- WORK REQUIRED:
The data must be returned in full and exactly as given.

----- STORED RECORDS -----

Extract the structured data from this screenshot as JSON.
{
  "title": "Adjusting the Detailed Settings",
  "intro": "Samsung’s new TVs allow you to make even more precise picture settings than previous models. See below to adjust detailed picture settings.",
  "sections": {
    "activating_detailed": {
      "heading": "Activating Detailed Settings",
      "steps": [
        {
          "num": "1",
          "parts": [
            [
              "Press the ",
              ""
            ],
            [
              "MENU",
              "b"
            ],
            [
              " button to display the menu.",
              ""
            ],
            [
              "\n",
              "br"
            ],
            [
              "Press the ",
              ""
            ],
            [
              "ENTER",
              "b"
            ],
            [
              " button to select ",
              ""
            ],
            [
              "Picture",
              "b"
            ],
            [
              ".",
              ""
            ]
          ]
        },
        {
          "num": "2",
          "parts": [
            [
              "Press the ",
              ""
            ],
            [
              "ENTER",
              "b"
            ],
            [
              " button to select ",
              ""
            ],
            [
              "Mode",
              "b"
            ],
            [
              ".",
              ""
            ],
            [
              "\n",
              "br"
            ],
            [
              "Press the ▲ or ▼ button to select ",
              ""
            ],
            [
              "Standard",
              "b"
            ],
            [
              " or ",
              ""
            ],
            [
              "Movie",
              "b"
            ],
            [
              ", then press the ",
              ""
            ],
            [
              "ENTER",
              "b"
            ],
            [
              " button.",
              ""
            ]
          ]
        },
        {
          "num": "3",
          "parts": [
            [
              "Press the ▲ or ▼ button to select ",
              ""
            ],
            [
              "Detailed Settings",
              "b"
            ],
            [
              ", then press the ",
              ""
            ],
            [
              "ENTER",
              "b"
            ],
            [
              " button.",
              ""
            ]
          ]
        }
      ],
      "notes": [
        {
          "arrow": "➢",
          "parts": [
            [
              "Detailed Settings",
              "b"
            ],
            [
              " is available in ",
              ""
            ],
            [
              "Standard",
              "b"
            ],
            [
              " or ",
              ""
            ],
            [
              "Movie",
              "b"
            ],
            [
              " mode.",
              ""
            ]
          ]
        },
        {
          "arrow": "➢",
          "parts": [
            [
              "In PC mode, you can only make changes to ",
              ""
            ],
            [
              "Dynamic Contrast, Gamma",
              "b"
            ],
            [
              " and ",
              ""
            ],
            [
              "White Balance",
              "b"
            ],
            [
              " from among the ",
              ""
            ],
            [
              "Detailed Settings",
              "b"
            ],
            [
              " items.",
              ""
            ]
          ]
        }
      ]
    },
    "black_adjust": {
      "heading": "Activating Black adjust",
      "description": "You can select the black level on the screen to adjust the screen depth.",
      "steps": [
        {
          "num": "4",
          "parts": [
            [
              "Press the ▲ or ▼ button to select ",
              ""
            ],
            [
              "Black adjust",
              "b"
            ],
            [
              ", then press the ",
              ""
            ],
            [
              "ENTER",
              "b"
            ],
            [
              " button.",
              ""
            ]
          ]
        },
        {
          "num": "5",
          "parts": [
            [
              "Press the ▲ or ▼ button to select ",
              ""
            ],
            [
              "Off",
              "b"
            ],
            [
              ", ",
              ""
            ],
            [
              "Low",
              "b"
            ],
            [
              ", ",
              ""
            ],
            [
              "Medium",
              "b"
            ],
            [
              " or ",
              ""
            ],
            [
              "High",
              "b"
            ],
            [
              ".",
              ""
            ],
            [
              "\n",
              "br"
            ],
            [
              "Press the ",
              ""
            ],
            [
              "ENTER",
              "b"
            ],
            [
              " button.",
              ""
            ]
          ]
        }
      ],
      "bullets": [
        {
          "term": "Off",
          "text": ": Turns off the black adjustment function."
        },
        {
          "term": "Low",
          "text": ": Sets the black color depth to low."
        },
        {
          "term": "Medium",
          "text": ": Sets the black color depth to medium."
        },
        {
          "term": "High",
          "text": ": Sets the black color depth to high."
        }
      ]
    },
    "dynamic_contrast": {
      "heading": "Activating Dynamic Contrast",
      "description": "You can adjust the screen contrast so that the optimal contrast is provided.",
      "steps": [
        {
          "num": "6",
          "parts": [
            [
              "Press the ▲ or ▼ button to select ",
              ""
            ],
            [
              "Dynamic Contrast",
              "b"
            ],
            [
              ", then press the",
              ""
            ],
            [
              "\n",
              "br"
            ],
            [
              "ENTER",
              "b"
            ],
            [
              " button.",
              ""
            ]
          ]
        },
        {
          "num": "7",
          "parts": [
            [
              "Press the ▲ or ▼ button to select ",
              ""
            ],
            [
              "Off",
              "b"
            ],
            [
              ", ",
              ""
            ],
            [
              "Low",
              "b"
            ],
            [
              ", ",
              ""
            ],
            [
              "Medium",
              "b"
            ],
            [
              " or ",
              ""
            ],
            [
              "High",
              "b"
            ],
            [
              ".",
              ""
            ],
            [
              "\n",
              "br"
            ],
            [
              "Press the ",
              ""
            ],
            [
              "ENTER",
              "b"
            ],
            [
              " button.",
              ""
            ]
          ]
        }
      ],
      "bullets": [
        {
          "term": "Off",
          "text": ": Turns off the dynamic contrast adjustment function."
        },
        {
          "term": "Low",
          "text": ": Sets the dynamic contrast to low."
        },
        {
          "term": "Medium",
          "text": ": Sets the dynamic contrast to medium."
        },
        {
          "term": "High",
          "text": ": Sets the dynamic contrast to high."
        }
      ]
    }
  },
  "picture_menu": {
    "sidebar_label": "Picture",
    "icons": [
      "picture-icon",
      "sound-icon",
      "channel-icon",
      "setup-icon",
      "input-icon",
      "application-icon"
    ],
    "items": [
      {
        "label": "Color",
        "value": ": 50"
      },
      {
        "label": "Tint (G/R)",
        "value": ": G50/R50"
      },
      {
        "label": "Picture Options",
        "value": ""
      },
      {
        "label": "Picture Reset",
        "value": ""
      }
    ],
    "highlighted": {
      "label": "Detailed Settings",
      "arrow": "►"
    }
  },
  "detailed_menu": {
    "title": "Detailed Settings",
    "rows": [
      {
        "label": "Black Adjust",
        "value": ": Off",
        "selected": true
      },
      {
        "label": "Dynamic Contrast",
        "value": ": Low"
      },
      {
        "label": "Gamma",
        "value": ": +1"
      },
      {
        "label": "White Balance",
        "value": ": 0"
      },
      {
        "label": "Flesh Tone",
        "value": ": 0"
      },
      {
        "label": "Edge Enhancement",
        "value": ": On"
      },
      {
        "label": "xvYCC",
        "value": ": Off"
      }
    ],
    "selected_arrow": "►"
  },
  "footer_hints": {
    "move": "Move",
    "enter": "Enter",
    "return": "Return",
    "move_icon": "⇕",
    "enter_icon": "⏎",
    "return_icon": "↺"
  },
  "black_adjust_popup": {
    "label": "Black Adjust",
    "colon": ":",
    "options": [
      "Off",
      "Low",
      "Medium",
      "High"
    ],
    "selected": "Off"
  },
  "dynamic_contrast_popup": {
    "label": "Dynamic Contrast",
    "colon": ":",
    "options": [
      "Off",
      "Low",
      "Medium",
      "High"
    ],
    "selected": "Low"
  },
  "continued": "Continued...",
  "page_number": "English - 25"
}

-----

- THE COMPLETED TASK:
Extract the structured data from this screenshot as JSON.
{
  "title": "Adjusting the Detailed Settings",
  "intro": "Samsung’s new TVs allow you to make even more precise picture settings than previous models. See below to adjust detailed picture settings.",
  "sections": {
    "activating_detailed": {
      "heading": "Activating Detailed Settings",
      "steps": [
        {
          "num": "1",
          "parts": [
            [
              "Press the ",
              ""
            ],
            [
              "MENU",
              "b"
            ],
            [
              " button to display the menu.",
              ""
            ],
            [
              "\n",
              "br"
            ],
            [
              "Press the ",
              ""
            ],
            [
              "ENTER",
              "b"
            ],
            [
              " button to select ",
              ""
            ],
            [
              "Picture",
              "b"
            ],
            [
              ".",
              ""
            ]
          ]
        },
        {
          "num": "2",
          "parts": [
            [
              "Press the ",
              ""
            ],
            [
              "ENTER",
              "b"
            ],
            [
              " button to select ",
              ""
            ],
            [
              "Mode",
              "b"
            ],
            [
              ".",
              ""
            ],
            [
              "\n",
              "br"
            ],
            [
              "Press the ▲ or ▼ button to select ",
              ""
            ],
            [
              "Standard",
              "b"
            ],
            [
              " or ",
              ""
            ],
            [
              "Movie",
              "b"
            ],
            [
              ", then press the ",
              ""
            ],
            [
              "ENTER",
              "b"
            ],
            [
              " button.",
              ""
            ]
          ]
        },
        {
          "num": "3",
          "parts": [
            [
              "Press the ▲ or ▼ button to select ",
              ""
            ],
            [
              "Detailed Settings",
              "b"
            ],
            [
              ", then press the ",
              ""
            ],
            [
              "ENTER",
              "b"
            ],
            [
              " button.",
              ""
            ]
          ]
        }
      ],
      "notes": [
        {
          "arrow": "➢",
          "parts": [
            [
              "Detailed Settings",
              "b"
            ],
            [
              " is available in ",
              ""
            ],
            [
              "Standard",
              "b"
            ],
            [
              " or ",
              ""
            ],
            [
              "Movie",
              "b"
            ],
            [
              " mode.",
              ""
            ]
          ]
        },
        {
          "arrow": "➢",
          "parts": [
            [
              "In PC mode, you can only make changes to ",
              ""
            ],
            [
              "Dynamic Contrast, Gamma",
              "b"
            ],
            [
              " and ",
              ""
            ],
            [
              "White Balance",
              "b"
            ],
            [
              " from among the ",
              ""
            ],
            [
              "Detailed Settings",
              "b"
            ],
            [
              " items.",
              ""
            ]
          ]
        }
      ]
    },
    "black_adjust": {
      "heading": "Activating Black adjust",
      "description": "You can select the black level on the screen to adjust the screen depth.",
      "steps": [
        {
          "num": "4",
          "parts": [
            [
              "Press the ▲ or ▼ button to select ",
              ""
            ],
            [
              "Black adjust",
              "b"
            ],
            [
              ", then press the ",
              ""
            ],
            [
              "ENTER",
              "b"
            ],
            [
              " button.",
              ""
            ]
          ]
        },
        {
          "num": "5",
          "parts": [
            [
              "Press the ▲ or ▼ button to select ",
              ""
            ],
            [
              "Off",
              "b"
            ],
            [
              ", ",
              ""
            ],
            [
              "Low",
              "b"
            ],
            [
              ", ",
              ""
            ],
            [
              "Medium",
              "b"
            ],
            [
              " or ",
              ""
            ],
            [
              "High",
              "b"
            ],
            [
              ".",
              ""
            ],
            [
              "\n",
              "br"
            ],
            [
              "Press the ",
              ""
            ],
            [
              "ENTER",
              "b"
            ],
            [
              " button.",
              ""
            ]
          ]
        }
      ],
      "bullets": [
        {
          "term": "Off",
          "text": ": Turns off the black adjustment function."
        },
        {
          "term": "Low",
          "text": ": Sets the black color depth to low."
        },
        {
          "term": "Medium",
          "text": ": Sets the black color depth to medium."
        },
        {
          "term": "High",
          "text": ": Sets the black color depth to high."
        }
      ]
    },
    "dynamic_contrast": {
      "heading": "Activating Dynamic Contrast",
      "description": "You can adjust the screen contrast so that the optimal contrast is provided.",
      "steps": [
        {
          "num": "6",
          "parts": [
            [
              "Press the ▲ or ▼ button to select ",
              ""
            ],
            [
              "Dynamic Contrast",
              "b"
            ],
            [
              ", then press the",
              ""
            ],
            [
              "\n",
              "br"
            ],
            [
              "ENTER",
              "b"
            ],
            [
              " button.",
              ""
            ]
          ]
        },
        {
          "num": "7",
          "parts": [
            [
              "Press the ▲ or ▼ button to select ",
              ""
            ],
            [
              "Off",
              "b"
            ],
            [
              ", ",
              ""
            ],
            [
              "Low",
              "b"
            ],
            [
              ", ",
              ""
            ],
            [
              "Medium",
              "b"
            ],
            [
              " or ",
              ""
            ],
            [
              "High",
              "b"
            ],
            [
              ".",
              ""
            ],
            [
              "\n",
              "br"
            ],
            [
              "Press the ",
              ""
            ],
            [
              "ENTER",
              "b"
            ],
            [
              " button.",
              ""
            ]
          ]
        }
      ],
      "bullets": [
        {
          "term": "Off",
          "text": ": Turns off the dynamic contrast adjustment function."
        },
        {
          "term": "Low",
          "text": ": Sets the dynamic contrast to low."
        },
        {
          "term": "Medium",
          "text": ": Sets the dynamic contrast to medium."
        },
        {
          "term": "High",
          "text": ": Sets the dynamic contrast to high."
        }
      ]
    }
  },
  "picture_menu": {
    "sidebar_label": "Picture",
    "icons": [
      "picture-icon",
      "sound-icon",
      "channel-icon",
      "setup-icon",
      "input-icon",
      "application-icon"
    ],
    "items": [
      {
        "label": "Color",
        "value": ": 50"
      },
      {
        "label": "Tint (G/R)",
        "value": ": G50/R50"
      },
      {
        "label": "Picture Options",
        "value": ""
      },
      {
        "label": "Picture Reset",
        "value": ""
      }
    ],
    "highlighted": {
      "label": "Detailed Settings",
      "arrow": "►"
    }
  },
  "detailed_menu": {
    "title": "Detailed Settings",
    "rows": [
      {
        "label": "Black Adjust",
        "value": ": Off",
        "selected": true
      },
      {
        "label": "Dynamic Contrast",
        "value": ": Low"
      },
      {
        "label": "Gamma",
        "value": ": +1"
      },
      {
        "label": "White Balance",
        "value": ": 0"
      },
      {
        "label": "Flesh Tone",
        "value": ": 0"
      },
      {
        "label": "Edge Enhancement",
        "value": ": On"
      },
      {
        "label": "xvYCC",
        "value": ": Off"
      }
    ],
    "selected_arrow": "►"
  },
  "footer_hints": {
    "move": "Move",
    "enter": "Enter",
    "return": "Return",
    "move_icon": "⇕",
    "enter_icon": "⏎",
    "return_icon": "↺"
  },
  "black_adjust_popup": {
    "label": "Black Adjust",
    "colon": ":",
    "options": [
      "Off",
      "Low",
      "Medium",
      "High"
    ],
    "selected": "Off"
  },
  "dynamic_contrast_popup": {
    "label": "Dynamic Contrast",
    "colon": ":",
    "options": [
      "Off",
      "Low",
      "Medium",
      "High"
    ],
    "selected": "Low"
  },
  "continued": "Continued...",
  "page_number": "English - 25"
}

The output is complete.